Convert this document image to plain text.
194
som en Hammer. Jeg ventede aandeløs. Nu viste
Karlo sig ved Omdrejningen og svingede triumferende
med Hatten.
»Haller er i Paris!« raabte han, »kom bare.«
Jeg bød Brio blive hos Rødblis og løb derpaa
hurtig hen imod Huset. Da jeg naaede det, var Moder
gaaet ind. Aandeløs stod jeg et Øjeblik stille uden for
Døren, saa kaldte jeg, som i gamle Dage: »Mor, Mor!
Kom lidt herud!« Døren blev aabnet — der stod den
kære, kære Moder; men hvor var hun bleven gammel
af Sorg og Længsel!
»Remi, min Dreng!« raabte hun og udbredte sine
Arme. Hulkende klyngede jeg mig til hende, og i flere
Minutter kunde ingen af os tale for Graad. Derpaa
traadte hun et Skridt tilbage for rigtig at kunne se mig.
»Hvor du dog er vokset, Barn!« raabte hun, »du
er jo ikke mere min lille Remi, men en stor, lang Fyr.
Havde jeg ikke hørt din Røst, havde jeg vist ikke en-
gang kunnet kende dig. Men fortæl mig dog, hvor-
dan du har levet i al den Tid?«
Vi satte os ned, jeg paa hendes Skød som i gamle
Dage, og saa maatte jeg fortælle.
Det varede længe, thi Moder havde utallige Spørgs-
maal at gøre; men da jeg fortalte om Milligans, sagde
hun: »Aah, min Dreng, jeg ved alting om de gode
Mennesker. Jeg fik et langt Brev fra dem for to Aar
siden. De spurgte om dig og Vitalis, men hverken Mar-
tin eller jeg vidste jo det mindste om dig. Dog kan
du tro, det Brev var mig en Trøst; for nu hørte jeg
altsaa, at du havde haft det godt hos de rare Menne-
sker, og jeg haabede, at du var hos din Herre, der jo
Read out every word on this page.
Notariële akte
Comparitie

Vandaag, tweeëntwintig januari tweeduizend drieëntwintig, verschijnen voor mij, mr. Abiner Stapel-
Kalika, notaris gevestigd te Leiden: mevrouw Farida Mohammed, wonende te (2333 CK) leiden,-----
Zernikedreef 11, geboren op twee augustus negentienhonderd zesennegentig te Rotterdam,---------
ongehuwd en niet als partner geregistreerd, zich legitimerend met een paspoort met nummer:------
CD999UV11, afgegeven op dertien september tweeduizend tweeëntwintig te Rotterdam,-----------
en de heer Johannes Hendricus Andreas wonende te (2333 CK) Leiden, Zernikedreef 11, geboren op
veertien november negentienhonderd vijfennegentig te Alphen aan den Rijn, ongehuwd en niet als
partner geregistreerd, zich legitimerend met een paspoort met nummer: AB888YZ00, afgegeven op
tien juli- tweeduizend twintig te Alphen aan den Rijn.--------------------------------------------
· · · · ·
**What the task requires:**
Write out the records above again, keeping each one identical to the original.

**Response for this exercise:**
Convert this document image to plain text.
194
som en Hammer. Jeg ventede aandeløs. Nu viste
Karlo sig ved Omdrejningen og svingede triumferende
med Hatten.
»Haller er i Paris!« raabte han, »kom bare.«
Jeg bød Brio blive hos Rødblis og løb derpaa
hurtig hen imod Huset. Da jeg naaede det, var Moder
gaaet ind. Aandeløs stod jeg et Øjeblik stille uden for
Døren, saa kaldte jeg, som i gamle Dage: »Mor, Mor!
Kom lidt herud!« Døren blev aabnet — der stod den
kære, kære Moder; men hvor var hun bleven gammel
af Sorg og Længsel!
»Remi, min Dreng!« raabte hun og udbredte sine
Arme. Hulkende klyngede jeg mig til hende, og i flere
Minutter kunde ingen af os tale for Graad. Derpaa
traadte hun et Skridt tilbage for rigtig at kunne se mig.
»Hvor du dog er vokset, Barn!« raabte hun, »du
er jo ikke mere min lille Remi, men en stor, lang Fyr.
Havde jeg ikke hørt din Røst, havde jeg vist ikke en-
gang kunnet kende dig. Men fortæl mig dog, hvor-
dan du har levet i al den Tid?«
Vi satte os ned, jeg paa hendes Skød som i gamle
Dage, og saa maatte jeg fortælle.
Det varede længe, thi Moder havde utallige Spørgs-
maal at gøre; men da jeg fortalte om Milligans, sagde
hun: »Aah, min Dreng, jeg ved alting om de gode
Mennesker. Jeg fik et langt Brev fra dem for to Aar
siden. De spurgte om dig og Vitalis, men hverken Mar-
tin eller jeg vidste jo det mindste om dig. Dog kan
du tro, det Brev var mig en Trøst; for nu hørte jeg
altsaa, at du havde haft det godt hos de rare Menne-
sker, og jeg haabede, at du var hos din Herre, der jo
Read out every word on this page.
Notariële akte
Comparitie

Vandaag, tweeëntwintig januari tweeduizend drieëntwintig, verschijnen voor mij, mr. Abiner Stapel-
Kalika, notaris gevestigd te Leiden: mevrouw Farida Mohammed, wonende te (2333 CK) leiden,-----
Zernikedreef 11, geboren op twee augustus negentienhonderd zesennegentig te Rotterdam,---------
ongehuwd en niet als partner geregistreerd, zich legitimerend met een paspoort met nummer:------
CD999UV11, afgegeven op dertien september tweeduizend tweeëntwintig te Rotterdam,-----------
en de heer Johannes Hendricus Andreas wonende te (2333 CK) Leiden, Zernikedreef 11, geboren op
veertien november negentienhonderd vijfennegentig te Alphen aan den Rijn, ongehuwd en niet als
partner geregistreerd, zich legitimerend met een paspoort met nummer: AB888YZ00, afgegeven op
tien juli- tweeduizend twintig te Alphen aan den Rijn.--------------------------------------------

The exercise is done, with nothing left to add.